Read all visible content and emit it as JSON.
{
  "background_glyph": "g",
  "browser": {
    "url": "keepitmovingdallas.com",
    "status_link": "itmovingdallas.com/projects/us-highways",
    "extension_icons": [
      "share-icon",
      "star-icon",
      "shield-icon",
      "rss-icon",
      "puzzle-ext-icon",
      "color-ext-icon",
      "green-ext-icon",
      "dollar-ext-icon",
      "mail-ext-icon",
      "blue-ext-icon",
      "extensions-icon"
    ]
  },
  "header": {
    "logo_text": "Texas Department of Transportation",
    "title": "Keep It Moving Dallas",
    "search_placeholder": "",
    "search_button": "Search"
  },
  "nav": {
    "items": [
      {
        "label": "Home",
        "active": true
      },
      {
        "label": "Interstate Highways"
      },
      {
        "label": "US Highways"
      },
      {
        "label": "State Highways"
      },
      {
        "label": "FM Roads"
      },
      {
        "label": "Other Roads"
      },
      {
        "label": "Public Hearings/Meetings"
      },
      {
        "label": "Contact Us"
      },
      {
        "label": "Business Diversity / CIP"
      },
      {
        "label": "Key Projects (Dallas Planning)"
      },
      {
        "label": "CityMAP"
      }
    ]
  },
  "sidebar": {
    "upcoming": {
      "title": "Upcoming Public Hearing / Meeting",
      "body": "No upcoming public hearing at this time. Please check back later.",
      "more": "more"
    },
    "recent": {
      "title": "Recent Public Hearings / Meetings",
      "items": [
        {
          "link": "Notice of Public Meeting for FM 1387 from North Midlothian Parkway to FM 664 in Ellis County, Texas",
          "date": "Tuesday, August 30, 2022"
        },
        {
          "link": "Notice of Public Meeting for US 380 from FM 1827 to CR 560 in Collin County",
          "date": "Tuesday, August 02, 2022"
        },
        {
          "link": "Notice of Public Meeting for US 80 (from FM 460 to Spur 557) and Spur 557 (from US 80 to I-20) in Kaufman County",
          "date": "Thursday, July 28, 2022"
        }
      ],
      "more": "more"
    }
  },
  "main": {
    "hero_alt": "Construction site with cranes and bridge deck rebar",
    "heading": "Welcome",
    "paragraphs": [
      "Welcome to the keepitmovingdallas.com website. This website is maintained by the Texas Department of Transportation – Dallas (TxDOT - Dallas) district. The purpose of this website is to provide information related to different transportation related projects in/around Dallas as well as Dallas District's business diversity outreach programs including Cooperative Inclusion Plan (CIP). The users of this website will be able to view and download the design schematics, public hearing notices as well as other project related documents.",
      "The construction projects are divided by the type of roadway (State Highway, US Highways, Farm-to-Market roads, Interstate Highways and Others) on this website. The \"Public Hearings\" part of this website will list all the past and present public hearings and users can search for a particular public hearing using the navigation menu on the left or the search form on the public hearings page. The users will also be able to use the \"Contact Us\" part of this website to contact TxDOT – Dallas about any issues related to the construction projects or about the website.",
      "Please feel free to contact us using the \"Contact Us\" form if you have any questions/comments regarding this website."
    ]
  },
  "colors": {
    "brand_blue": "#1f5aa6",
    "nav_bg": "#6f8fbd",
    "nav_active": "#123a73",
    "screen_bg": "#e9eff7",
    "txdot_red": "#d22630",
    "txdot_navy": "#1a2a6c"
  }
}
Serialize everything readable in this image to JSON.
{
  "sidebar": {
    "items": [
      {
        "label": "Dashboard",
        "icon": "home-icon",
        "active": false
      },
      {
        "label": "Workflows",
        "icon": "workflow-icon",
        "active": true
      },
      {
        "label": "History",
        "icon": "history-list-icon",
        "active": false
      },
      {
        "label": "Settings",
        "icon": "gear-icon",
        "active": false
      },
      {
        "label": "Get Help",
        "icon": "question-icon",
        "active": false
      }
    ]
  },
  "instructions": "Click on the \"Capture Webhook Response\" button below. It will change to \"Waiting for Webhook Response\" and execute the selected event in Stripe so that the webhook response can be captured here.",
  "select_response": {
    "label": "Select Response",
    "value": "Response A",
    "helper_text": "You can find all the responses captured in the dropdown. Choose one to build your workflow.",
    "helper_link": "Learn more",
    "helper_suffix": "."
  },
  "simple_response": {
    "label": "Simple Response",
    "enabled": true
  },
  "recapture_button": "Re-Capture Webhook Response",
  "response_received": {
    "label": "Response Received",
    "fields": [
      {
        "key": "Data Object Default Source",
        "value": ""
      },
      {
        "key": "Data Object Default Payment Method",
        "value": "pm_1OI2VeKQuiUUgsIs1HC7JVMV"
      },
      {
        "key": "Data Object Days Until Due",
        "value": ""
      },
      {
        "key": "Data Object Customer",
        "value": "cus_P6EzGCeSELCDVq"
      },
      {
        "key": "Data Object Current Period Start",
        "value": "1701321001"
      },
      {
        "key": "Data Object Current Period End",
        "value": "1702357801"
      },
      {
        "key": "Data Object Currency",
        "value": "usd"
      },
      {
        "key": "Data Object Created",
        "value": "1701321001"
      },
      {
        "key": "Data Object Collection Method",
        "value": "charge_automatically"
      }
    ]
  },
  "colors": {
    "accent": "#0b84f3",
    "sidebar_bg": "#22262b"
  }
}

Directions: Print out the whole listing exactly as it appears.

Final answer:
Read all visible content and emit it as JSON.
{
  "background_glyph": "g",
  "browser": {
    "url": "keepitmovingdallas.com",
    "status_link": "itmovingdallas.com/projects/us-highways",
    "extension_icons": [
      "share-icon",
      "star-icon",
      "shield-icon",
      "rss-icon",
      "puzzle-ext-icon",
      "color-ext-icon",
      "green-ext-icon",
      "dollar-ext-icon",
      "mail-ext-icon",
      "blue-ext-icon",
      "extensions-icon"
    ]
  },
  "header": {
    "logo_text": "Texas Department of Transportation",
    "title": "Keep It Moving Dallas",
    "search_placeholder": "",
    "search_button": "Search"
  },
  "nav": {
    "items": [
      {
        "label": "Home",
        "active": true
      },
      {
        "label": "Interstate Highways"
      },
      {
        "label": "US Highways"
      },
      {
        "label": "State Highways"
      },
      {
        "label": "FM Roads"
      },
      {
        "label": "Other Roads"
      },
      {
        "label": "Public Hearings/Meetings"
      },
      {
        "label": "Contact Us"
      },
      {
        "label": "Business Diversity / CIP"
      },
      {
        "label": "Key Projects (Dallas Planning)"
      },
      {
        "label": "CityMAP"
      }
    ]
  },
  "sidebar": {
    "upcoming": {
      "title": "Upcoming Public Hearing / Meeting",
      "body": "No upcoming public hearing at this time. Please check back later.",
      "more": "more"
    },
    "recent": {
      "title": "Recent Public Hearings / Meetings",
      "items": [
        {
          "link": "Notice of Public Meeting for FM 1387 from North Midlothian Parkway to FM 664 in Ellis County, Texas",
          "date": "Tuesday, August 30, 2022"
        },
        {
          "link": "Notice of Public Meeting for US 380 from FM 1827 to CR 560 in Collin County",
          "date": "Tuesday, August 02, 2022"
        },
        {
          "link": "Notice of Public Meeting for US 80 (from FM 460 to Spur 557) and Spur 557 (from US 80 to I-20) in Kaufman County",
          "date": "Thursday, July 28, 2022"
        }
      ],
      "more": "more"
    }
  },
  "main": {
    "hero_alt": "Construction site with cranes and bridge deck rebar",
    "heading": "Welcome",
    "paragraphs": [
      "Welcome to the keepitmovingdallas.com website. This website is maintained by the Texas Department of Transportation – Dallas (TxDOT - Dallas) district. The purpose of this website is to provide information related to different transportation related projects in/around Dallas as well as Dallas District's business diversity outreach programs including Cooperative Inclusion Plan (CIP). The users of this website will be able to view and download the design schematics, public hearing notices as well as other project related documents.",
      "The construction projects are divided by the type of roadway (State Highway, US Highways, Farm-to-Market roads, Interstate Highways and Others) on this website. The \"Public Hearings\" part of this website will list all the past and present public hearings and users can search for a particular public hearing using the navigation menu on the left or the search form on the public hearings page. The users will also be able to use the \"Contact Us\" part of this website to contact TxDOT – Dallas about any issues related to the construction projects or about the website.",
      "Please feel free to contact us using the \"Contact Us\" form if you have any questions/comments regarding this website."
    ]
  },
  "colors": {
    "brand_blue": "#1f5aa6",
    "nav_bg": "#6f8fbd",
    "nav_active": "#123a73",
    "screen_bg": "#e9eff7",
    "txdot_red": "#d22630",
    "txdot_navy": "#1a2a6c"
  }
}
Serialize everything readable in this image to JSON.
{
  "sidebar": {
    "items": [
      {
        "label": "Dashboard",
        "icon": "home-icon",
        "active": false
      },
      {
        "label": "Workflows",
        "icon": "workflow-icon",
        "active": true
      },
      {
        "label": "History",
        "icon": "history-list-icon",
        "active": false
      },
      {
        "label": "Settings",
        "icon": "gear-icon",
        "active": false
      },
      {
        "label": "Get Help",
        "icon": "question-icon",
        "active": false
      }
    ]
  },
  "instructions": "Click on the \"Capture Webhook Response\" button below. It will change to \"Waiting for Webhook Response\" and execute the selected event in Stripe so that the webhook response can be captured here.",
  "select_response": {
    "label": "Select Response",
    "value": "Response A",
    "helper_text": "You can find all the responses captured in the dropdown. Choose one to build your workflow.",
    "helper_link": "Learn more",
    "helper_suffix": "."
  },
  "simple_response": {
    "label": "Simple Response",
    "enabled": true
  },
  "recapture_button": "Re-Capture Webhook Response",
  "response_received": {
    "label": "Response Received",
    "fields": [
      {
        "key": "Data Object Default Source",
        "value": ""
      },
      {
        "key": "Data Object Default Payment Method",
        "value": "pm_1OI2VeKQuiUUgsIs1HC7JVMV"
      },
      {
        "key": "Data Object Days Until Due",
        "value": ""
      },
      {
        "key": "Data Object Customer",
        "value": "cus_P6EzGCeSELCDVq"
      },
      {
        "key": "Data Object Current Period Start",
        "value": "1701321001"
      },
      {
        "key": "Data Object Current Period End",
        "value": "1702357801"
      },
      {
        "key": "Data Object Currency",
        "value": "usd"
      },
      {
        "key": "Data Object Created",
        "value": "1701321001"
      },
      {
        "key": "Data Object Collection Method",
        "value": "charge_automatically"
      }
    ]
  },
  "colors": {
    "accent": "#0b84f3",
    "sidebar_bg": "#22262b"
  }
}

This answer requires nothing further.